Work to be completed - Each line that holds the word "SITUATION" counts once; give the total number of such lines and nothing else.

Source data:
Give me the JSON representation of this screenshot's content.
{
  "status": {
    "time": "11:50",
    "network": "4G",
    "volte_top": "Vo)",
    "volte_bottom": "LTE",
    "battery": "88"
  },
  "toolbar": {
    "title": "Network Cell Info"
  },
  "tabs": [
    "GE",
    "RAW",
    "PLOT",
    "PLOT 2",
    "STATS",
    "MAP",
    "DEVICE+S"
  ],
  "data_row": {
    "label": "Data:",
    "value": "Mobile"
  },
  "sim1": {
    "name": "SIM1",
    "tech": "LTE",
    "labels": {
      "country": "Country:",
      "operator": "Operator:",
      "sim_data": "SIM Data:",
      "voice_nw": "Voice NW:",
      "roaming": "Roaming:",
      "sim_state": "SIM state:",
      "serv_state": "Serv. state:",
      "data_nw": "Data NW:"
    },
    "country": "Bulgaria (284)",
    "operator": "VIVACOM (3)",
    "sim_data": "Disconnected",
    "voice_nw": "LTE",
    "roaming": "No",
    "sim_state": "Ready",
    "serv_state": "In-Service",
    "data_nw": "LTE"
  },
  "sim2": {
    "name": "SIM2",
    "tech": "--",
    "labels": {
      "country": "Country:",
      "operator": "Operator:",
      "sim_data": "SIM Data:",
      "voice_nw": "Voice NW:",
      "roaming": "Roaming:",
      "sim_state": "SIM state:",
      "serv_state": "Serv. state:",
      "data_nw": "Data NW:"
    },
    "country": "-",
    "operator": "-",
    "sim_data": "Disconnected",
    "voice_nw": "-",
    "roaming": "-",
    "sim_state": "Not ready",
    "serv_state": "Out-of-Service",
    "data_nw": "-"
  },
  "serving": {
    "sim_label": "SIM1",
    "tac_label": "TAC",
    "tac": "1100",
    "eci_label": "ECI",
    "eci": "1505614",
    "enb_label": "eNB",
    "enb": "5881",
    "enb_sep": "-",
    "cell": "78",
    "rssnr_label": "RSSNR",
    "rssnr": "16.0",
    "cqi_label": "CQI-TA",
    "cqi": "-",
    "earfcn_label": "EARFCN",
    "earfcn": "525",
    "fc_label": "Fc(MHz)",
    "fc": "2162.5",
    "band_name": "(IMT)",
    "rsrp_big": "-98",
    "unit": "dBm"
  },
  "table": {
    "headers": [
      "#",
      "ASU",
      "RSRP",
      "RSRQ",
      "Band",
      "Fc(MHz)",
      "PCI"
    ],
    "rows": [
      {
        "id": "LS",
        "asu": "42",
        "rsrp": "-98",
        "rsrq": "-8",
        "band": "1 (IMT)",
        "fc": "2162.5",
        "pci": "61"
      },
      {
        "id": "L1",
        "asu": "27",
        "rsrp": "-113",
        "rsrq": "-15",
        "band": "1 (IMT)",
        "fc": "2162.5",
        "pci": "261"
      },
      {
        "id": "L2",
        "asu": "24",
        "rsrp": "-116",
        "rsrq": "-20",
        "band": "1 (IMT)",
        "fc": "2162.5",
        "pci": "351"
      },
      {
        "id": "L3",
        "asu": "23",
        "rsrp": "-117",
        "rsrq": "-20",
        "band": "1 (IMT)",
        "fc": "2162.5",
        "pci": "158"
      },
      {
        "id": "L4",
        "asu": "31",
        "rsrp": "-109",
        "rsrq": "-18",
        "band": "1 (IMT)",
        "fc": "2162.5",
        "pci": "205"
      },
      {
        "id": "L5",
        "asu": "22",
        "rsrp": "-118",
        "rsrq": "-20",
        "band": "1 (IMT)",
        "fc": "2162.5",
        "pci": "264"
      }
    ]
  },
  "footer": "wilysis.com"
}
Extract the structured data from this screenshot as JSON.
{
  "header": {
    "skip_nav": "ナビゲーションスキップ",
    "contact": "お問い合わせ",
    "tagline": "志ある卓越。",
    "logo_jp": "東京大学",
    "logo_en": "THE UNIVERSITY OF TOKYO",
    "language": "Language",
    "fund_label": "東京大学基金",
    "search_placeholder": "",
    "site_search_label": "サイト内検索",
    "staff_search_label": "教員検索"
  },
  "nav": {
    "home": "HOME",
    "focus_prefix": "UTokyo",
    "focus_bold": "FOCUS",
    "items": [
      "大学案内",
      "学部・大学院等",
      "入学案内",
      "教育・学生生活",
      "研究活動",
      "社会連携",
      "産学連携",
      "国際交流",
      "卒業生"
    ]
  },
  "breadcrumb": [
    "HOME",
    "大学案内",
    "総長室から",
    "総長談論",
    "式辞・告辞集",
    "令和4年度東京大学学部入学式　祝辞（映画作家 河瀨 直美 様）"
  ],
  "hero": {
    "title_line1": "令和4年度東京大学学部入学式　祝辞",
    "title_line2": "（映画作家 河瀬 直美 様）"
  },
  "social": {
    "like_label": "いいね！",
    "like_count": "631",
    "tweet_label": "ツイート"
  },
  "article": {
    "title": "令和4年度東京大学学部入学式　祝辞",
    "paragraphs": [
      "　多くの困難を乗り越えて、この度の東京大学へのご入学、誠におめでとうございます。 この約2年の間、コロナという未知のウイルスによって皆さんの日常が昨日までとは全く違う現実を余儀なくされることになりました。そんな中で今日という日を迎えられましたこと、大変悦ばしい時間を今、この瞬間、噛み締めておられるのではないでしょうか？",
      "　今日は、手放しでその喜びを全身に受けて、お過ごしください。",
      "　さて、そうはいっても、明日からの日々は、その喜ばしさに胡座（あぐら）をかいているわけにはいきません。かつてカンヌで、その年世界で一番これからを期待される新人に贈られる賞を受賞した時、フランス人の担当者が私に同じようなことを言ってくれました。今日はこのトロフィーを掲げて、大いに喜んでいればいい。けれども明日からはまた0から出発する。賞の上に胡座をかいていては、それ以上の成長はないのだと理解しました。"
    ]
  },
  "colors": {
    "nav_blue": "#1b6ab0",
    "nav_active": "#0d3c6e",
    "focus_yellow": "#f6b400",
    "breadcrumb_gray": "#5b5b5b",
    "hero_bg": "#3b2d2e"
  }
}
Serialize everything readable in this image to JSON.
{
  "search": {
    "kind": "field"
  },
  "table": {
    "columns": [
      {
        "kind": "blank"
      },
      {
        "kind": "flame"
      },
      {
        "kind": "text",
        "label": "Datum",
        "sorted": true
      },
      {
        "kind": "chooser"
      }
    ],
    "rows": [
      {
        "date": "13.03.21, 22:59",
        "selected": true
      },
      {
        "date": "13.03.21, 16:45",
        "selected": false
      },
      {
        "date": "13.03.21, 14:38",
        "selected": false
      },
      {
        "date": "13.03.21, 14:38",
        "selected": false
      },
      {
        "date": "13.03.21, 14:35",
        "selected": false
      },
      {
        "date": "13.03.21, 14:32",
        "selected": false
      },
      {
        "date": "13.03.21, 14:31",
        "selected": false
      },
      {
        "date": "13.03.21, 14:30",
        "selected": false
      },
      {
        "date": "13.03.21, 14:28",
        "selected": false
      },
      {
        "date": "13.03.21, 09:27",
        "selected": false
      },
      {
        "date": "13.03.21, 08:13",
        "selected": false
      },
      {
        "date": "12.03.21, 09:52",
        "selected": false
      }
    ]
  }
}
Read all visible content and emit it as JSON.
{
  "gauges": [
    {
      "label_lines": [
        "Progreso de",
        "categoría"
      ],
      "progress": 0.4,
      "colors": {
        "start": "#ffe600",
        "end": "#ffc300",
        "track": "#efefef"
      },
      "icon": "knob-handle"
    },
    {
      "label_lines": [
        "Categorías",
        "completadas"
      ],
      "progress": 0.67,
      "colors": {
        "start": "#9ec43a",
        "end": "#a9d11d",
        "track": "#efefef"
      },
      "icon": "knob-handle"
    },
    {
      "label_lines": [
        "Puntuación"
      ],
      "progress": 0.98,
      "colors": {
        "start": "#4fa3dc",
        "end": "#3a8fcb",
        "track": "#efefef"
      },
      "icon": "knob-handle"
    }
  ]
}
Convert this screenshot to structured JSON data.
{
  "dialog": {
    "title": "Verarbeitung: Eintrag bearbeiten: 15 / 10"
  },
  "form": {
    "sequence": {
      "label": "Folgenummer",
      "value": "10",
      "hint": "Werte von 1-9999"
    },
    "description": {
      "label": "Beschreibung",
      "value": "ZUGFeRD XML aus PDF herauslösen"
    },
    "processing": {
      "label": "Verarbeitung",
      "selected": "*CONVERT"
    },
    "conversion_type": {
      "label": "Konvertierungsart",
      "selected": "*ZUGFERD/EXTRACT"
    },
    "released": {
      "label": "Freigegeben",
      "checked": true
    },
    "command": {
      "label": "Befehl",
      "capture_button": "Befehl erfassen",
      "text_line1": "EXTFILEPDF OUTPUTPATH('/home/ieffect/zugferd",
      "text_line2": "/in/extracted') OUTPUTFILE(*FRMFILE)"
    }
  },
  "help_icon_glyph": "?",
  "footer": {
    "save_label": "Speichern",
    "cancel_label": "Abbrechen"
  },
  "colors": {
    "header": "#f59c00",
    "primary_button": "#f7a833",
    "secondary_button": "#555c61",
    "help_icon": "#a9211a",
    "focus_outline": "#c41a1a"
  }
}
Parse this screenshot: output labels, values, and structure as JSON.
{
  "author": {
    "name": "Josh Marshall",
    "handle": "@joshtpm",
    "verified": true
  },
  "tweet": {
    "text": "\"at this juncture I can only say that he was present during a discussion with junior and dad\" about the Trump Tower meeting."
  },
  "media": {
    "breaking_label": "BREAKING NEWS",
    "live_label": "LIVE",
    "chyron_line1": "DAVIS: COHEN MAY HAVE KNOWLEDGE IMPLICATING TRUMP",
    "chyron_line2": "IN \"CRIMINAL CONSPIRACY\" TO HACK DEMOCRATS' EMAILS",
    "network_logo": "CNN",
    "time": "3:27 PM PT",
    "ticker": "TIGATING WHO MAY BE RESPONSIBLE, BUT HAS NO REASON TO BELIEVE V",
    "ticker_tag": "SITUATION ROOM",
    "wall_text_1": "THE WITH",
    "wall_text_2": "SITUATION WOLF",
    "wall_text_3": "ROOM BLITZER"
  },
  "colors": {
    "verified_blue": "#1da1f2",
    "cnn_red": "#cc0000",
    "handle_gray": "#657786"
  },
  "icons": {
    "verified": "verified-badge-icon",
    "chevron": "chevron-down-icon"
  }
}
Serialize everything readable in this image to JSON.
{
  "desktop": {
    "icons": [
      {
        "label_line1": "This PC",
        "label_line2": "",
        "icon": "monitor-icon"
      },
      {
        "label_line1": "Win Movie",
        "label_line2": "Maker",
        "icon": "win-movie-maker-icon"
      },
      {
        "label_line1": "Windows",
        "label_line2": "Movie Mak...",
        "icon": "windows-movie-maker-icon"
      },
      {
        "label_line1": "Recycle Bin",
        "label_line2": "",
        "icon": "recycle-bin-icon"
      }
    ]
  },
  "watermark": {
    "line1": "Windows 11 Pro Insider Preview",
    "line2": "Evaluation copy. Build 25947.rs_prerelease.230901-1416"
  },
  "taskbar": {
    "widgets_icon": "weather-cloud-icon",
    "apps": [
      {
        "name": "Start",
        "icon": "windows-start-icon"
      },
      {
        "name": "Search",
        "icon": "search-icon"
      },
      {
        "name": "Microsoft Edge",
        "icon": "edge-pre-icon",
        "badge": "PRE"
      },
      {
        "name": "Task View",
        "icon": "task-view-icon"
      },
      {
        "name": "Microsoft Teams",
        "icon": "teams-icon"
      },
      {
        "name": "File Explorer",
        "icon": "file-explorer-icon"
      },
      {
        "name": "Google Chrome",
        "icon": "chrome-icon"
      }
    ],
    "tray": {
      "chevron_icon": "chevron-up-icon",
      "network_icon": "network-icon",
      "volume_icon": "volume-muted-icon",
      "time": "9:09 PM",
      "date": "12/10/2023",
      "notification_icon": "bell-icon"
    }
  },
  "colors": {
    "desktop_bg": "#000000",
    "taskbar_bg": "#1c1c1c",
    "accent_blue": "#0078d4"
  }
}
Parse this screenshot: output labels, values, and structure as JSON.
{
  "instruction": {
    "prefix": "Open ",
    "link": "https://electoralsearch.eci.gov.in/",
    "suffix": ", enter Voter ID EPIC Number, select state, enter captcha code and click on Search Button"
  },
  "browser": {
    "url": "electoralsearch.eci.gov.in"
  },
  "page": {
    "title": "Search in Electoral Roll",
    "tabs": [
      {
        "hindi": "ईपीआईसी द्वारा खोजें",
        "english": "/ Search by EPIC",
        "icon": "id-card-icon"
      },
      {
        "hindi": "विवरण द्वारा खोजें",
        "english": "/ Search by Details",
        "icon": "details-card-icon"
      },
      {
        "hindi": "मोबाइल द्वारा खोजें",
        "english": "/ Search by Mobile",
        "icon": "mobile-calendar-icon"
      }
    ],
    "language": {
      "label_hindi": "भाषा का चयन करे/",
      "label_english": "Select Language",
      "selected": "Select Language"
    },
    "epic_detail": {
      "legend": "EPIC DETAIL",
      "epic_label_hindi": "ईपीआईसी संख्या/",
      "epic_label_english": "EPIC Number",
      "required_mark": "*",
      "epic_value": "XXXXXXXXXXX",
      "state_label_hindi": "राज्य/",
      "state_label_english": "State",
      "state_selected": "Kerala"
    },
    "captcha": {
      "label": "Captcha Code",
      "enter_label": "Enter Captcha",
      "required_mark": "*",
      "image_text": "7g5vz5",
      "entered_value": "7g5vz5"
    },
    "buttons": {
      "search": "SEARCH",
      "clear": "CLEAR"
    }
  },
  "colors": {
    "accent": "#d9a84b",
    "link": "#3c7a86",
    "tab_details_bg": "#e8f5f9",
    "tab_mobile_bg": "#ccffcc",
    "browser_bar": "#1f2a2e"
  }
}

Task result - 2